> **WHAT IS NEEDED**
Transcribe all of the material exactly, except for its pictures.

> **GIVEN DATA**
#####

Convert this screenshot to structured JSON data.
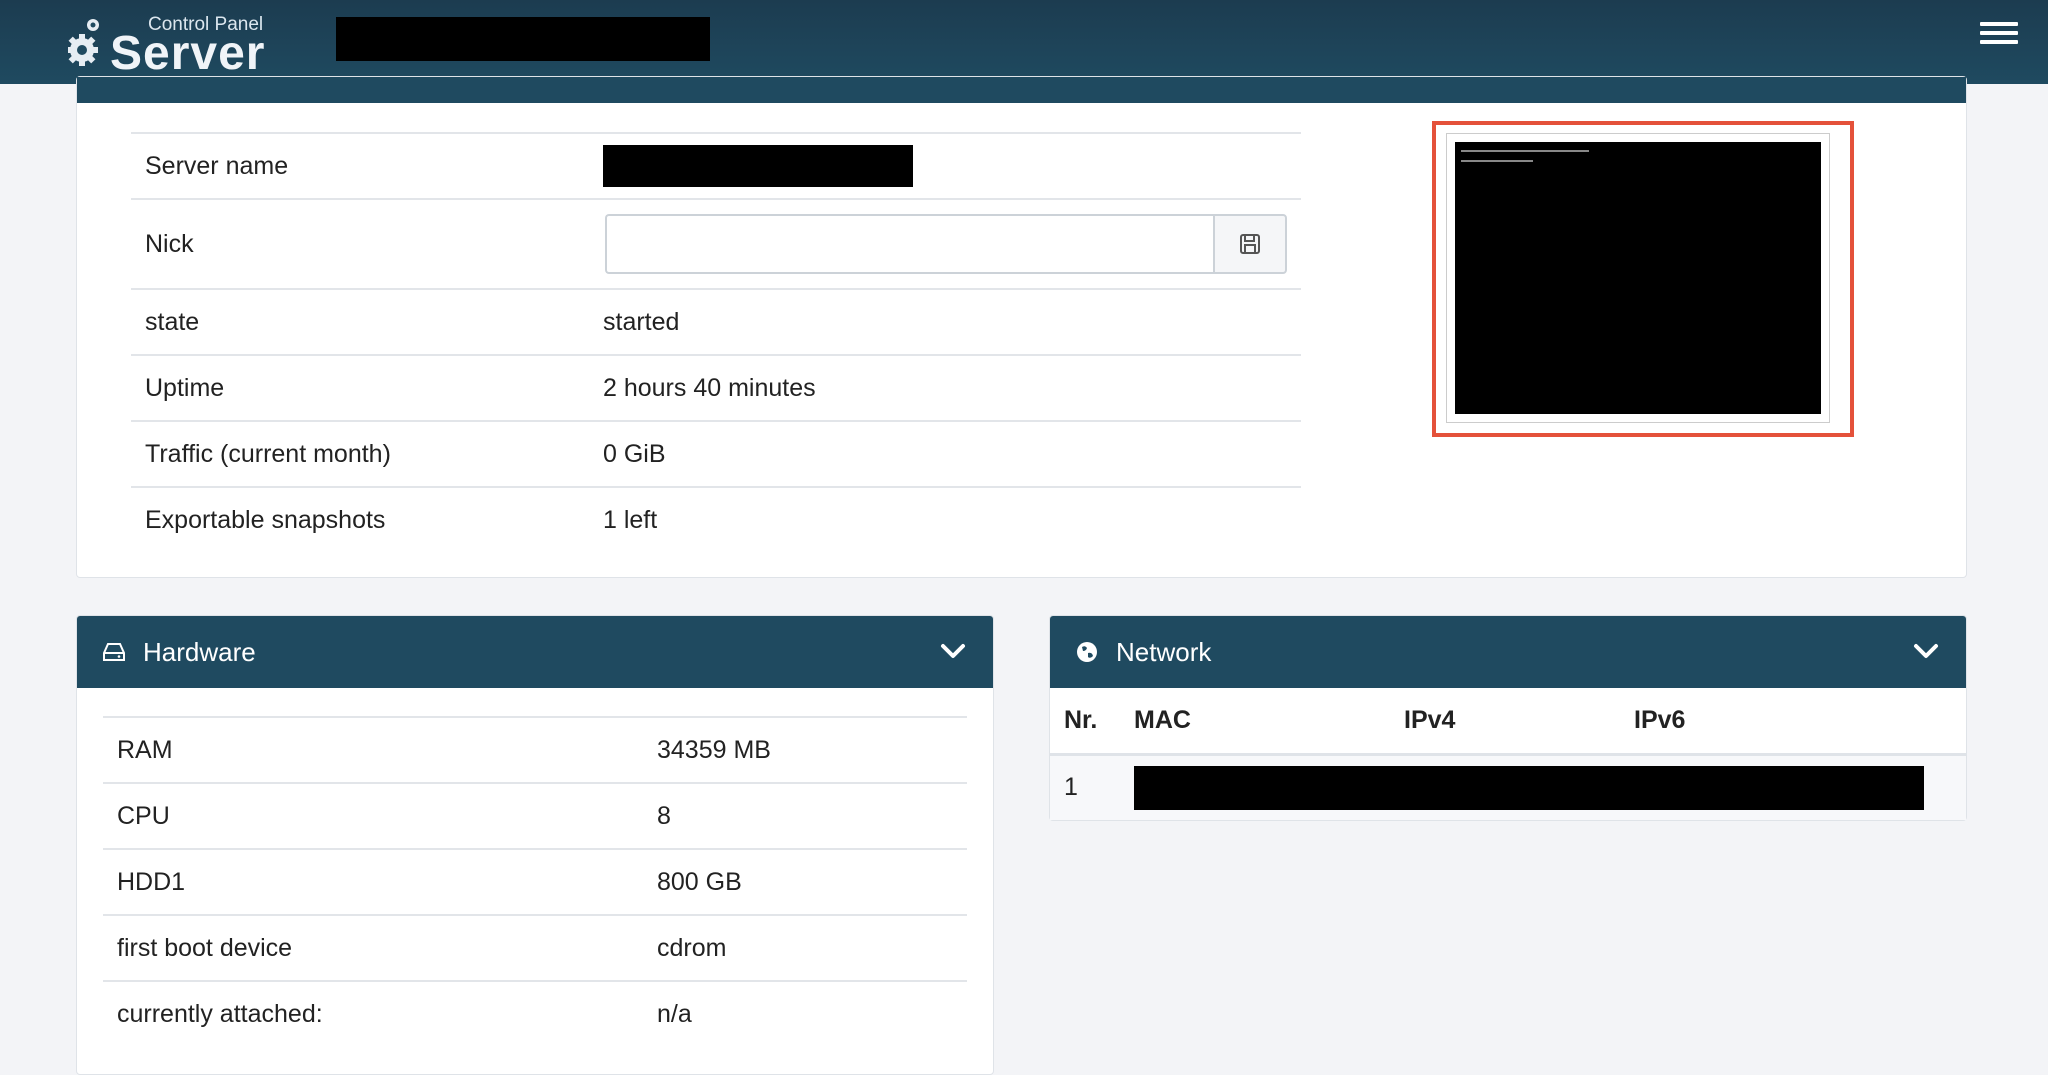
{
  "header": {
    "logo_small": "Control Panel",
    "logo_big": "Server",
    "menu_icon": "hamburger-icon"
  },
  "server_info": {
    "rows": [
      {
        "label": "Server name",
        "value": ""
      },
      {
        "label": "Nick",
        "value": ""
      },
      {
        "label": "state",
        "value": "started"
      },
      {
        "label": "Uptime",
        "value": "2 hours 40 minutes"
      },
      {
        "label": "Traffic (current month)",
        "value": "0 GiB"
      },
      {
        "label": "Exportable snapshots",
        "value": "1 left"
      }
    ],
    "nick_input_value": "",
    "nick_save_icon": "save-icon"
  },
  "hardware": {
    "title": "Hardware",
    "icon": "hdd-icon",
    "rows": [
      {
        "label": "RAM",
        "value": "34359 MB"
      },
      {
        "label": "CPU",
        "value": "8"
      },
      {
        "label": "HDD1",
        "value": "800 GB"
      },
      {
        "label": "first boot device",
        "value": "cdrom"
      },
      {
        "label": "currently attached:",
        "value": "n/a"
      }
    ]
  },
  "network": {
    "title": "Network",
    "icon": "globe-icon",
    "columns": [
      "Nr.",
      "MAC",
      "IPv4",
      "IPv6"
    ],
    "rows": [
      {
        "nr": "1"
      }
    ]
  },
  "colors": {
    "header_bg": "#1f4a60",
    "console_highlight": "#e4513a"
  }
}
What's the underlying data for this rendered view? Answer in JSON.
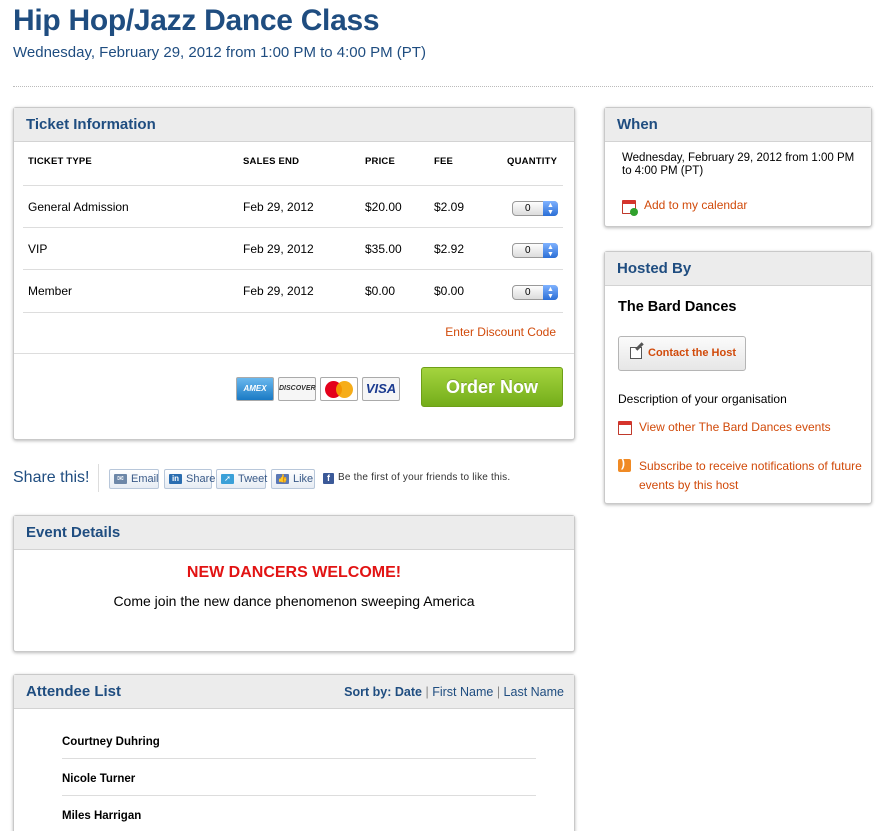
{
  "event": {
    "title": "Hip Hop/Jazz Dance Class",
    "subtitle": "Wednesday, February 29, 2012 from 1:00 PM to 4:00 PM (PT)"
  },
  "ticket": {
    "heading": "Ticket Information",
    "columns": [
      "TICKET TYPE",
      "SALES END",
      "PRICE",
      "FEE",
      "QUANTITY"
    ],
    "rows": [
      {
        "type": "General Admission",
        "sales_end": "Feb 29, 2012",
        "price": "$20.00",
        "fee": "$2.09",
        "quantity": "0"
      },
      {
        "type": "VIP",
        "sales_end": "Feb 29, 2012",
        "price": "$35.00",
        "fee": "$2.92",
        "quantity": "0"
      },
      {
        "type": "Member",
        "sales_end": "Feb 29, 2012",
        "price": "$0.00",
        "fee": "$0.00",
        "quantity": "0"
      }
    ],
    "discount_link": "Enter Discount Code",
    "cards": [
      "AMEX",
      "DISCOVER",
      "MasterCard",
      "VISA"
    ],
    "order_button": "Order Now"
  },
  "share": {
    "label": "Share this!",
    "buttons": {
      "email": "Email",
      "share": "Share",
      "tweet": "Tweet",
      "like": "Like"
    },
    "fb_text": "Be the first of your friends to like this."
  },
  "details": {
    "heading": "Event Details",
    "welcome": "NEW DANCERS WELCOME!",
    "body": "Come join the new dance phenomenon sweeping America"
  },
  "attendees": {
    "heading": "Attendee List",
    "sort_label": "Sort by:",
    "sort_options": [
      "Date",
      "First Name",
      "Last Name"
    ],
    "names": [
      "Courtney Duhring",
      "Nicole Turner",
      "Miles Harrigan"
    ]
  },
  "when": {
    "heading": "When",
    "text": "Wednesday, February 29, 2012 from 1:00 PM to 4:00 PM (PT)",
    "calendar_link": "Add to my calendar"
  },
  "host": {
    "heading": "Hosted By",
    "name": "The Bard Dances",
    "contact_button": "Contact the Host",
    "description": "Description of your organisation",
    "other_events_link": "View other The Bard Dances events",
    "subscribe_link": "Subscribe to receive notifications of future events by this host"
  },
  "colors": {
    "title_blue": "#1f4d80",
    "link_orange": "#d14a0a",
    "order_green": "#8dc22a",
    "welcome_red": "#e21313"
  }
}
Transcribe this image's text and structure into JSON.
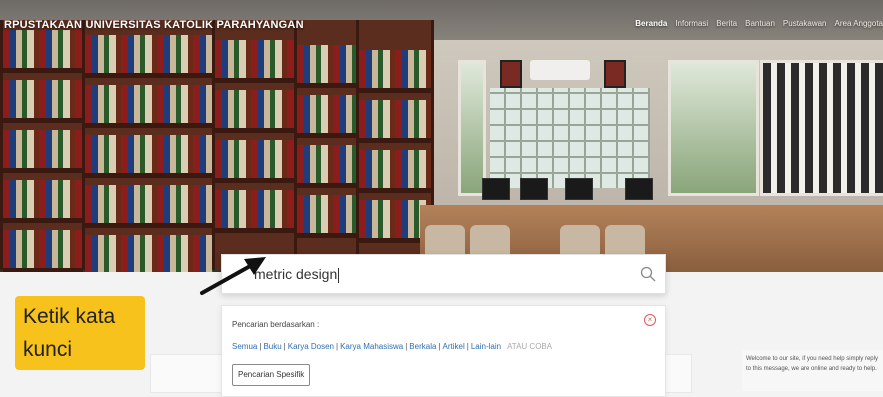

#####

> **EXPECTED ANSWER**
Convert this screenshot to structured JSON data.
{
  "header": {
    "logo_small": "Control Panel",
    "logo_big": "Server",
    "menu_icon": "hamburger-icon"
  },
  "server_info": {
    "rows": [
      {
        "label": "Server name",
        "value": ""
      },
      {
        "label": "Nick",
        "value": ""
      },
      {
        "label": "state",
        "value": "started"
      },
      {
        "label": "Uptime",
        "value": "2 hours 40 minutes"
      },
      {
        "label": "Traffic (current month)",
        "value": "0 GiB"
      },
      {
        "label": "Exportable snapshots",
        "value": "1 left"
      }
    ],
    "nick_input_value": "",
    "nick_save_icon": "save-icon"
  },
  "hardware": {
    "title": "Hardware",
    "icon": "hdd-icon",
    "rows": [
      {
        "label": "RAM",
        "value": "34359 MB"
      },
      {
        "label": "CPU",
        "value": "8"
      },
      {
        "label": "HDD1",
        "value": "800 GB"
      },
      {
        "label": "first boot device",
        "value": "cdrom"
      },
      {
        "label": "currently attached:",
        "value": "n/a"
      }
    ]
  },
  "network": {
    "title": "Network",
    "icon": "globe-icon",
    "columns": [
      "Nr.",
      "MAC",
      "IPv4",
      "IPv6"
    ],
    "rows": [
      {
        "nr": "1"
      }
    ]
  },
  "colors": {
    "header_bg": "#1f4a60",
    "console_highlight": "#e4513a"
  }
}
What's the underlying data for this rendered view? Answer in JSON.
{
  "event": {
    "title": "Hip Hop/Jazz Dance Class",
    "subtitle": "Wednesday, February 29, 2012 from 1:00 PM to 4:00 PM (PT)"
  },
  "ticket": {
    "heading": "Ticket Information",
    "columns": [
      "TICKET TYPE",
      "SALES END",
      "PRICE",
      "FEE",
      "QUANTITY"
    ],
    "rows": [
      {
        "type": "General Admission",
        "sales_end": "Feb 29, 2012",
        "price": "$20.00",
        "fee": "$2.09",
        "quantity": "0"
      },
      {
        "type": "VIP",
        "sales_end": "Feb 29, 2012",
        "price": "$35.00",
        "fee": "$2.92",
        "quantity": "0"
      },
      {
        "type": "Member",
        "sales_end": "Feb 29, 2012",
        "price": "$0.00",
        "fee": "$0.00",
        "quantity": "0"
      }
    ],
    "discount_link": "Enter Discount Code",
    "cards": [
      "AMEX",
      "DISCOVER",
      "MasterCard",
      "VISA"
    ],
    "order_button": "Order Now"
  },
  "share": {
    "label": "Share this!",
    "buttons": {
      "email": "Email",
      "share": "Share",
      "tweet": "Tweet",
      "like": "Like"
    },
    "fb_text": "Be the first of your friends to like this."
  },
  "details": {
    "heading": "Event Details",
    "welcome": "NEW DANCERS WELCOME!",
    "body": "Come join the new dance phenomenon sweeping America"
  },
  "attendees": {
    "heading": "Attendee List",
    "sort_label": "Sort by:",
    "sort_options": [
      "Date",
      "First Name",
      "Last Name"
    ],
    "names": [
      "Courtney Duhring",
      "Nicole Turner",
      "Miles Harrigan"
    ]
  },
  "when": {
    "heading": "When",
    "text": "Wednesday, February 29, 2012 from 1:00 PM to 4:00 PM (PT)",
    "calendar_link": "Add to my calendar"
  },
  "host": {
    "heading": "Hosted By",
    "name": "The Bard Dances",
    "contact_button": "Contact the Host",
    "description": "Description of your organisation",
    "other_events_link": "View other The Bard Dances events",
    "subscribe_link": "Subscribe to receive notifications of future events by this host"
  },
  "colors": {
    "title_blue": "#1f4d80",
    "link_orange": "#d14a0a",
    "order_green": "#8dc22a",
    "welcome_red": "#e21313"
  }
}
Transcribe this image's text and structure into JSON.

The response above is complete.